Given task: Exclude the pictures; give every entry again exactly as written.

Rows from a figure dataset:
• • • •
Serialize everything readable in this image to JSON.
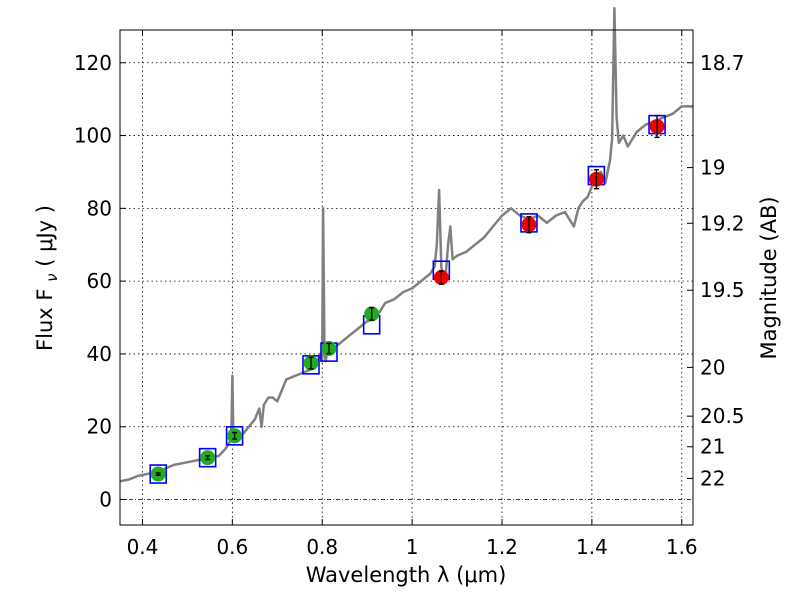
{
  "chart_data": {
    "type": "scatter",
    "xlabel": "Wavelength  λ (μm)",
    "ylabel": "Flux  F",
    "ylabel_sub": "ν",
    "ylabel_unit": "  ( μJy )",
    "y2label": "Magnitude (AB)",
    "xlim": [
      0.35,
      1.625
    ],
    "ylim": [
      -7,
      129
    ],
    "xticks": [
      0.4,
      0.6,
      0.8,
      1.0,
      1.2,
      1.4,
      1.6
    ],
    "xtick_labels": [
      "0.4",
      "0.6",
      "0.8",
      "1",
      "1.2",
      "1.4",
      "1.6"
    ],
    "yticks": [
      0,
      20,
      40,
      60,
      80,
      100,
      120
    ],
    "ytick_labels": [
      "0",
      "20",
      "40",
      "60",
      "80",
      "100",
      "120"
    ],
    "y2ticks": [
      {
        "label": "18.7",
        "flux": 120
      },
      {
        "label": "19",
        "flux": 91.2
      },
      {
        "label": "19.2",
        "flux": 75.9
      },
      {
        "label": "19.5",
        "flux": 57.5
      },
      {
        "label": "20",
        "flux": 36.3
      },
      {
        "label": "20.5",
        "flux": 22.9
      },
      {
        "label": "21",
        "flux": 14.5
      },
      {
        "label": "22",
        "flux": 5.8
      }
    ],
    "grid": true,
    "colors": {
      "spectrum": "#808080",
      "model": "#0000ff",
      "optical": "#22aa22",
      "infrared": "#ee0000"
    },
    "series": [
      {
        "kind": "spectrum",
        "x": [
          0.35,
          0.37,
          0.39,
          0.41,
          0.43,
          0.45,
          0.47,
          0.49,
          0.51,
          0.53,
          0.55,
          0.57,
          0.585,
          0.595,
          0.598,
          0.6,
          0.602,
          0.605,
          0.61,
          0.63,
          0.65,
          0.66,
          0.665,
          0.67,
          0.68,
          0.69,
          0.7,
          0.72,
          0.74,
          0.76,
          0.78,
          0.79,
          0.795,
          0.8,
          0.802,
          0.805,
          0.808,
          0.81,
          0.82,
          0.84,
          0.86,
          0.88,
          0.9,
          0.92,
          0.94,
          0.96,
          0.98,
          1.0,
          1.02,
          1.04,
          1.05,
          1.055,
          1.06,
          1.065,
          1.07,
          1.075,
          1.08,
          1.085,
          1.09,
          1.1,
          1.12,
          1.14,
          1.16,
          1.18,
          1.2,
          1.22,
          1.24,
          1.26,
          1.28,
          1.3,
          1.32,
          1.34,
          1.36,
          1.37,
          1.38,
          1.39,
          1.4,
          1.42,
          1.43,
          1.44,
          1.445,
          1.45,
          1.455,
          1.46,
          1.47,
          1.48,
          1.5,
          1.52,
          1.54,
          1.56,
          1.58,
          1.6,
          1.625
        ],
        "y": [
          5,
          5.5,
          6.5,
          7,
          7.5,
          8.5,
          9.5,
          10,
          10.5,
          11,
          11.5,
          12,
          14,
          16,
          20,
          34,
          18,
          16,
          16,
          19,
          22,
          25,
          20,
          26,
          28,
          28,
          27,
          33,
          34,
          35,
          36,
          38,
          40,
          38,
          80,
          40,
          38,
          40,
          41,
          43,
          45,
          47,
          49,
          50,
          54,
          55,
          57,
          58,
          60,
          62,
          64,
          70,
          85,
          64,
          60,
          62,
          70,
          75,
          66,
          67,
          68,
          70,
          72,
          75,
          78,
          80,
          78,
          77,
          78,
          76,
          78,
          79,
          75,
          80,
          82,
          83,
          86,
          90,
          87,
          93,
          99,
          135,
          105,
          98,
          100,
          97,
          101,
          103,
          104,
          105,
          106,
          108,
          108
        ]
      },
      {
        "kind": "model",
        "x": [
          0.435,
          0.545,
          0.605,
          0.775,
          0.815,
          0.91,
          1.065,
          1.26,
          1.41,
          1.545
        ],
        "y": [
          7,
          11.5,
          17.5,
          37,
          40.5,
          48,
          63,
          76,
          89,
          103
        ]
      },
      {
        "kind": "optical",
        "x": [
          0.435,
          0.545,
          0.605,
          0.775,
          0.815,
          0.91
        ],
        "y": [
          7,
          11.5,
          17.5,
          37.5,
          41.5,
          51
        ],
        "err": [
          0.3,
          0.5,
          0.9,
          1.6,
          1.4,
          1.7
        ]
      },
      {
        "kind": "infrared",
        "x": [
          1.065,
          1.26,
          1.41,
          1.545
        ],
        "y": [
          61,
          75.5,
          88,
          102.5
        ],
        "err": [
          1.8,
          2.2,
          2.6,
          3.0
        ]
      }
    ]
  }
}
• • • •
Finished exercise:
Serialize everything readable in this image to JSON.
{
  "chart_data": {
    "type": "scatter",
    "xlabel": "Wavelength  λ (μm)",
    "ylabel": "Flux  F",
    "ylabel_sub": "ν",
    "ylabel_unit": "  ( μJy )",
    "y2label": "Magnitude (AB)",
    "xlim": [
      0.35,
      1.625
    ],
    "ylim": [
      -7,
      129
    ],
    "xticks": [
      0.4,
      0.6,
      0.8,
      1.0,
      1.2,
      1.4,
      1.6
    ],
    "xtick_labels": [
      "0.4",
      "0.6",
      "0.8",
      "1",
      "1.2",
      "1.4",
      "1.6"
    ],
    "yticks": [
      0,
      20,
      40,
      60,
      80,
      100,
      120
    ],
    "ytick_labels": [
      "0",
      "20",
      "40",
      "60",
      "80",
      "100",
      "120"
    ],
    "y2ticks": [
      {
        "label": "18.7",
        "flux": 120
      },
      {
        "label": "19",
        "flux": 91.2
      },
      {
        "label": "19.2",
        "flux": 75.9
      },
      {
        "label": "19.5",
        "flux": 57.5
      },
      {
        "label": "20",
        "flux": 36.3
      },
      {
        "label": "20.5",
        "flux": 22.9
      },
      {
        "label": "21",
        "flux": 14.5
      },
      {
        "label": "22",
        "flux": 5.8
      }
    ],
    "grid": true,
    "colors": {
      "spectrum": "#808080",
      "model": "#0000ff",
      "optical": "#22aa22",
      "infrared": "#ee0000"
    },
    "series": [
      {
        "kind": "spectrum",
        "x": [
          0.35,
          0.37,
          0.39,
          0.41,
          0.43,
          0.45,
          0.47,
          0.49,
          0.51,
          0.53,
          0.55,
          0.57,
          0.585,
          0.595,
          0.598,
          0.6,
          0.602,
          0.605,
          0.61,
          0.63,
          0.65,
          0.66,
          0.665,
          0.67,
          0.68,
          0.69,
          0.7,
          0.72,
          0.74,
          0.76,
          0.78,
          0.79,
          0.795,
          0.8,
          0.802,
          0.805,
          0.808,
          0.81,
          0.82,
          0.84,
          0.86,
          0.88,
          0.9,
          0.92,
          0.94,
          0.96,
          0.98,
          1.0,
          1.02,
          1.04,
          1.05,
          1.055,
          1.06,
          1.065,
          1.07,
          1.075,
          1.08,
          1.085,
          1.09,
          1.1,
          1.12,
          1.14,
          1.16,
          1.18,
          1.2,
          1.22,
          1.24,
          1.26,
          1.28,
          1.3,
          1.32,
          1.34,
          1.36,
          1.37,
          1.38,
          1.39,
          1.4,
          1.42,
          1.43,
          1.44,
          1.445,
          1.45,
          1.455,
          1.46,
          1.47,
          1.48,
          1.5,
          1.52,
          1.54,
          1.56,
          1.58,
          1.6,
          1.625
        ],
        "y": [
          5,
          5.5,
          6.5,
          7,
          7.5,
          8.5,
          9.5,
          10,
          10.5,
          11,
          11.5,
          12,
          14,
          16,
          20,
          34,
          18,
          16,
          16,
          19,
          22,
          25,
          20,
          26,
          28,
          28,
          27,
          33,
          34,
          35,
          36,
          38,
          40,
          38,
          80,
          40,
          38,
          40,
          41,
          43,
          45,
          47,
          49,
          50,
          54,
          55,
          57,
          58,
          60,
          62,
          64,
          70,
          85,
          64,
          60,
          62,
          70,
          75,
          66,
          67,
          68,
          70,
          72,
          75,
          78,
          80,
          78,
          77,
          78,
          76,
          78,
          79,
          75,
          80,
          82,
          83,
          86,
          90,
          87,
          93,
          99,
          135,
          105,
          98,
          100,
          97,
          101,
          103,
          104,
          105,
          106,
          108,
          108
        ]
      },
      {
        "kind": "model",
        "x": [
          0.435,
          0.545,
          0.605,
          0.775,
          0.815,
          0.91,
          1.065,
          1.26,
          1.41,
          1.545
        ],
        "y": [
          7,
          11.5,
          17.5,
          37,
          40.5,
          48,
          63,
          76,
          89,
          103
        ]
      },
      {
        "kind": "optical",
        "x": [
          0.435,
          0.545,
          0.605,
          0.775,
          0.815,
          0.91
        ],
        "y": [
          7,
          11.5,
          17.5,
          37.5,
          41.5,
          51
        ],
        "err": [
          0.3,
          0.5,
          0.9,
          1.6,
          1.4,
          1.7
        ]
      },
      {
        "kind": "infrared",
        "x": [
          1.065,
          1.26,
          1.41,
          1.545
        ],
        "y": [
          61,
          75.5,
          88,
          102.5
        ],
        "err": [
          1.8,
          2.2,
          2.6,
          3.0
        ]
      }
    ]
  }
}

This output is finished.